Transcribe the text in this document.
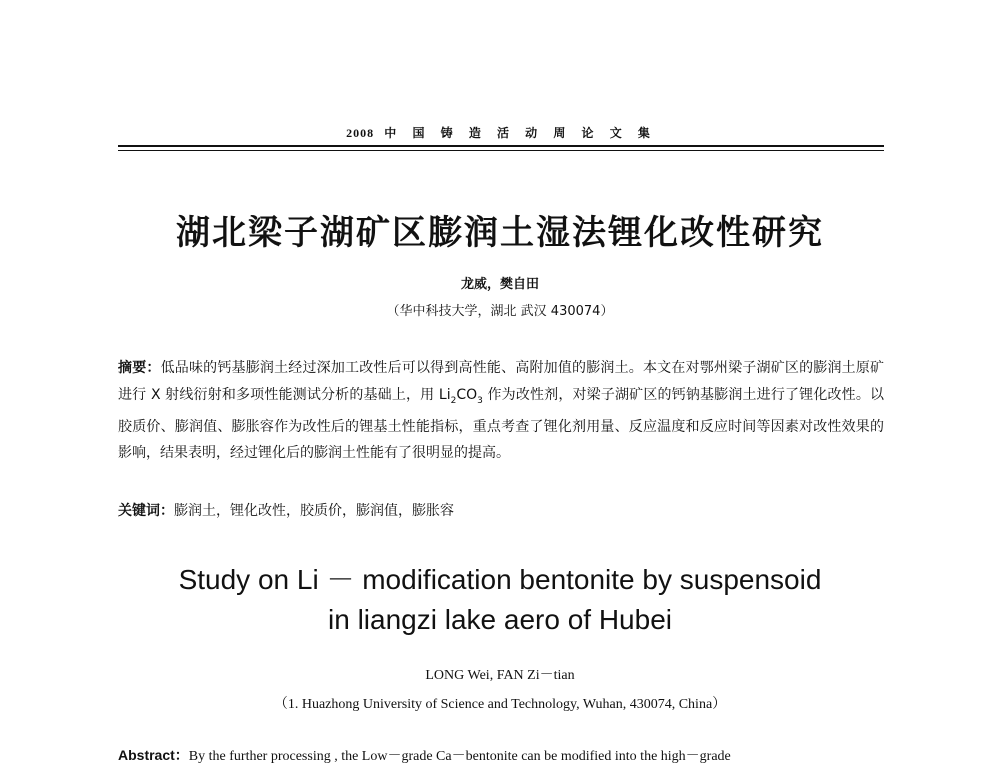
2008 中 国 铸 造 活 动 周 论 文 集
湖北梁子湖矿区膨润土湿法锂化改性研究
龙威，樊自田
（华中科技大学，湖北 武汉 430074）
摘要：低品味的钙基膨润土经过深加工改性后可以得到高性能、高附加值的膨润土。本文在对鄂州梁子湖矿区的膨润土原矿进行 X 射线衍射和多项性能测试分析的基础上，用 $Li_2CO_3$ 作为改性剂，对梁子湖矿区的钙钠基膨润土进行了锂化改性。以胶质价、膨润值、膨胀容作为改性后的锂基土性能指标，重点考查了锂化剂用量、反应温度和反应时间等因素对改性效果的影响，结果表明，经过锂化后的膨润土性能有了很明显的提高。
关键词：膨润土，锂化改性，胶质价，膨润值，膨胀容
Study on Li － modification bentonite by suspensoid
in liangzi lake aero of Hubei
LONG Wei, FAN Zi－tian
（1. Huazhong University of Science and Technology, Wuhan, 430074, China）
Abstract：By the further processing , the Low－grade Ca－bentonite can be modified into the high－grade
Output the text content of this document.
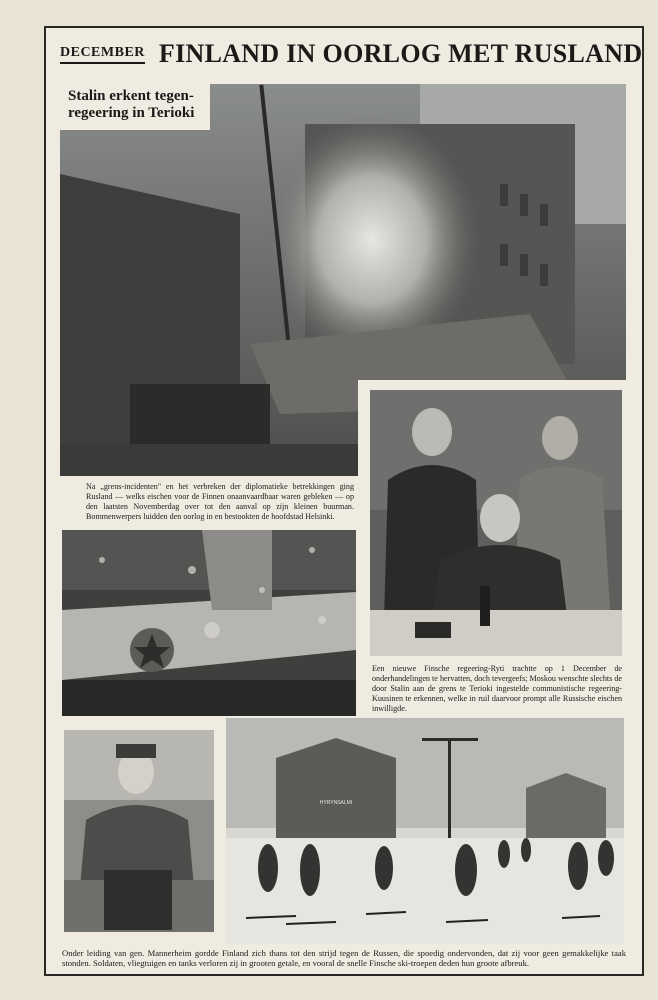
DECEMBER FINLAND IN OORLOG MET RUSLAND
Stalin erkent tegen-
regeering in Terioki
Na „grens-incidenten" en het verbreken der diplomatieke betrekkingen ging Rusland — welks eischen voor de Finnen onaanvaardbaar waren gebleken — op den laatsten Novemberdag over tot den aanval op zijn kleinen buurman. Bommenwerpers luidden den oorlog in en bestookten de hoofdstad Helsinki.
Een nieuwe Finsche regeering-Ryti trachtte op 1 December de onderhandelingen te hervatten, doch tevergeefs; Moskou wenschte slechts de door Stalin aan de grens te Terioki ingestelde communistische regeering-Kuusinen te erkennen, welke in ruil daarvoor prompt alle Russische eischen inwilligde.
HYRYNSALMI
Onder leiding van gen. Mannerheim gordde Finland zich thans tot den strijd tegen de Russen, die spoedig ondervonden, dat zij voor geen gemakkelijke taak stonden. Soldaten, vliegtuigen en tanks verloren zij in grooten getale, en vooral de snelle Finsche ski-troepen deden hun groote afbreuk.
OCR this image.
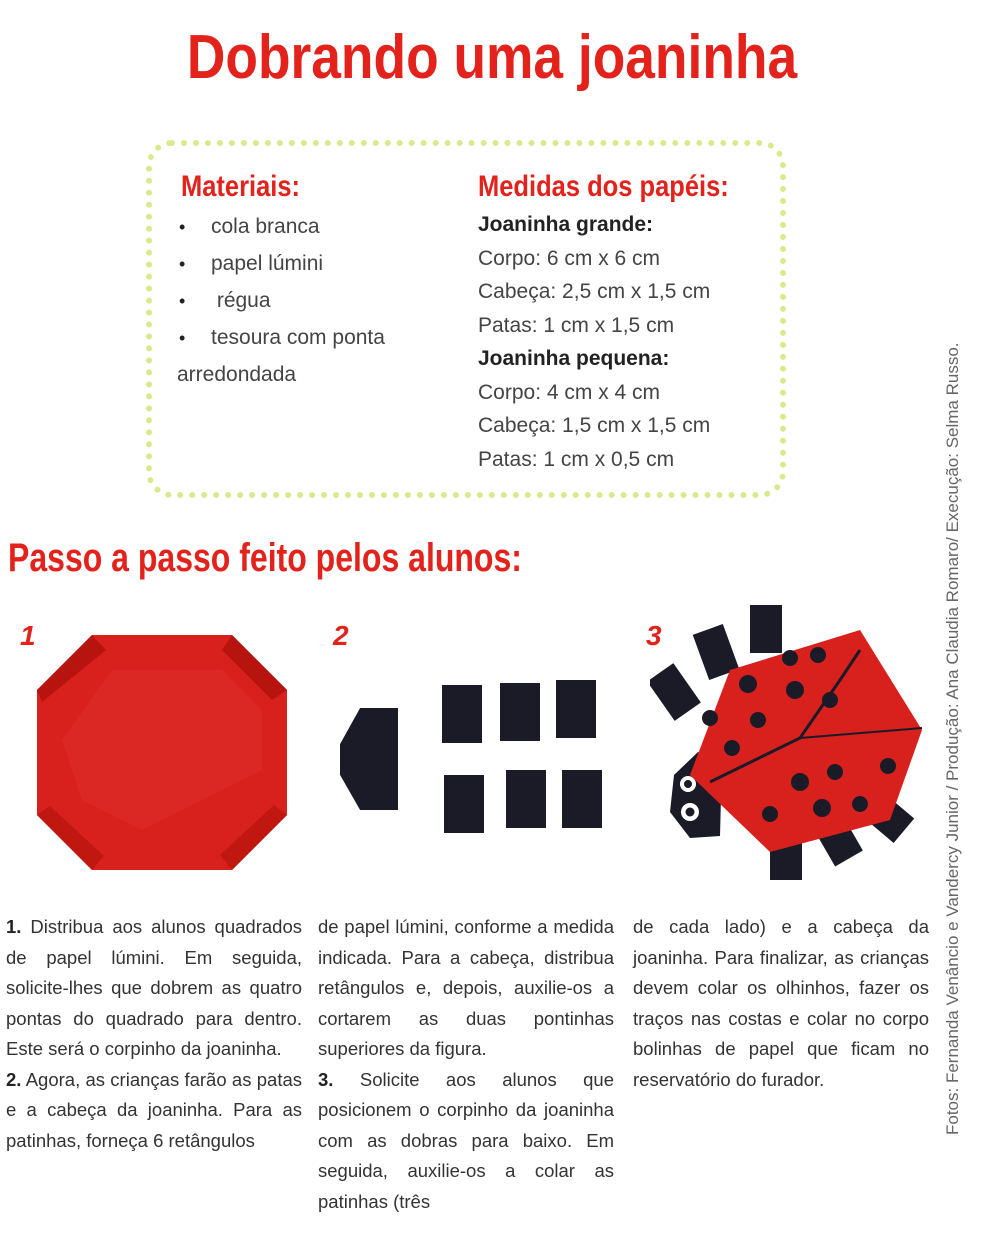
Dobrando uma joaninha
Materiais:
• cola branca
• papel lúmini
• régua
• tesoura com ponta
arredondada
Medidas dos papéis:
Joaninha grande:
Corpo: 6 cm x 6 cm
Cabeça: 2,5 cm x 1,5 cm
Patas: 1 cm x 1,5 cm
Joaninha pequena:
Corpo: 4 cm x 4 cm
Cabeça: 1,5 cm x 1,5 cm
Patas: 1 cm x 0,5 cm
Passo a passo feito pelos alunos:
1	2	3
1. Distribua aos alunos quadrados de papel lúmini. Em seguida, solicite-lhes que dobrem as quatro pontas do quadrado para dentro. Este será o corpinho da joaninha.
2. Agora, as crianças farão as patas e a cabeça da joaninha. Para as patinhas, forneça 6 retângulos
de papel lúmini, conforme a medida indicada. Para a cabeça, distribua retângulos e, depois, auxilie-os a cortarem as duas pontinhas superiores da figura.
3. Solicite aos alunos que posicionem o corpinho da joaninha com as dobras para baixo. Em seguida, auxilie-os a colar as patinhas (três
de cada lado) e a cabeça da joaninha. Para finalizar, as crianças devem colar os olhinhos, fazer os traços nas costas e colar no corpo bolinhas de papel que ficam no reservatório do furador.	Fotos: Fernanda Venâncio e Vandercy Junior / Produção: Ana Claudia Romaro/ Execução: Selma Russo.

== Task directions ==
Restate each entry word for word, leaving out any pictures.

== Written answer ==
Transcribe the text in this document.
2008 中 国 铸 造 活 动 周 论 文 集
湖北梁子湖矿区膨润土湿法锂化改性研究
龙威，樊自田
（华中科技大学，湖北 武汉 430074）
摘要：低品味的钙基膨润土经过深加工改性后可以得到高性能、高附加值的膨润土。本文在对鄂州梁子湖矿区的膨润土原矿进行 X 射线衍射和多项性能测试分析的基础上，用 $Li_2CO_3$ 作为改性剂，对梁子湖矿区的钙钠基膨润土进行了锂化改性。以胶质价、膨润值、膨胀容作为改性后的锂基土性能指标，重点考查了锂化剂用量、反应温度和反应时间等因素对改性效果的影响，结果表明，经过锂化后的膨润土性能有了很明显的提高。
关键词：膨润土，锂化改性，胶质价，膨润值，膨胀容
Study on Li － modification bentonite by suspensoid
in liangzi lake aero of Hubei
LONG Wei, FAN Zi－tian
（1. Huazhong University of Science and Technology, Wuhan, 430074, China）
Abstract：By the further processing , the Low－grade Ca－bentonite can be modified into the high－grade
Output the text content of this document.
DECEMBER FINLAND IN OORLOG MET RUSLAND
Stalin erkent tegen-
regeering in Terioki
Na „grens-incidenten" en het verbreken der diplomatieke betrekkingen ging Rusland — welks eischen voor de Finnen onaanvaardbaar waren gebleken — op den laatsten Novemberdag over tot den aanval op zijn kleinen buurman. Bommenwerpers luidden den oorlog in en bestookten de hoofdstad Helsinki.
Een nieuwe Finsche regeering-Ryti trachtte op 1 December de onderhandelingen te hervatten, doch tevergeefs; Moskou wenschte slechts de door Stalin aan de grens te Terioki ingestelde communistische regeering-Kuusinen te erkennen, welke in ruil daarvoor prompt alle Russische eischen inwilligde.
HYRYNSALMI
Onder leiding van gen. Mannerheim gordde Finland zich thans tot den strijd tegen de Russen, die spoedig ondervonden, dat zij voor geen gemakkelijke taak stonden. Soldaten, vliegtuigen en tanks verloren zij in grooten getale, en vooral de snelle Finsche ski-troepen deden hun groote afbreuk.
OCR this image.
Dobrando uma joaninha
Materiais:
• cola branca
• papel lúmini
• régua
• tesoura com ponta
arredondada
Medidas dos papéis:
Joaninha grande:
Corpo: 6 cm x 6 cm
Cabeça: 2,5 cm x 1,5 cm
Patas: 1 cm x 1,5 cm
Joaninha pequena:
Corpo: 4 cm x 4 cm
Cabeça: 1,5 cm x 1,5 cm
Patas: 1 cm x 0,5 cm
Passo a passo feito pelos alunos:
1	2	3
1. Distribua aos alunos quadrados de papel lúmini. Em seguida, solicite-lhes que dobrem as quatro pontas do quadrado para dentro. Este será o corpinho da joaninha.
2. Agora, as crianças farão as patas e a cabeça da joaninha. Para as patinhas, forneça 6 retângulos
de papel lúmini, conforme a medida indicada. Para a cabeça, distribua retângulos e, depois, auxilie-os a cortarem as duas pontinhas superiores da figura.
3. Solicite aos alunos que posicionem o corpinho da joaninha com as dobras para baixo. Em seguida, auxilie-os a colar as patinhas (três
de cada lado) e a cabeça da joaninha. Para finalizar, as crianças devem colar os olhinhos, fazer os traços nas costas e colar no corpo bolinhas de papel que ficam no reservatório do furador.	Fotos: Fernanda Venâncio e Vandercy Junior / Produção: Ana Claudia Romaro/ Execução: Selma Russo.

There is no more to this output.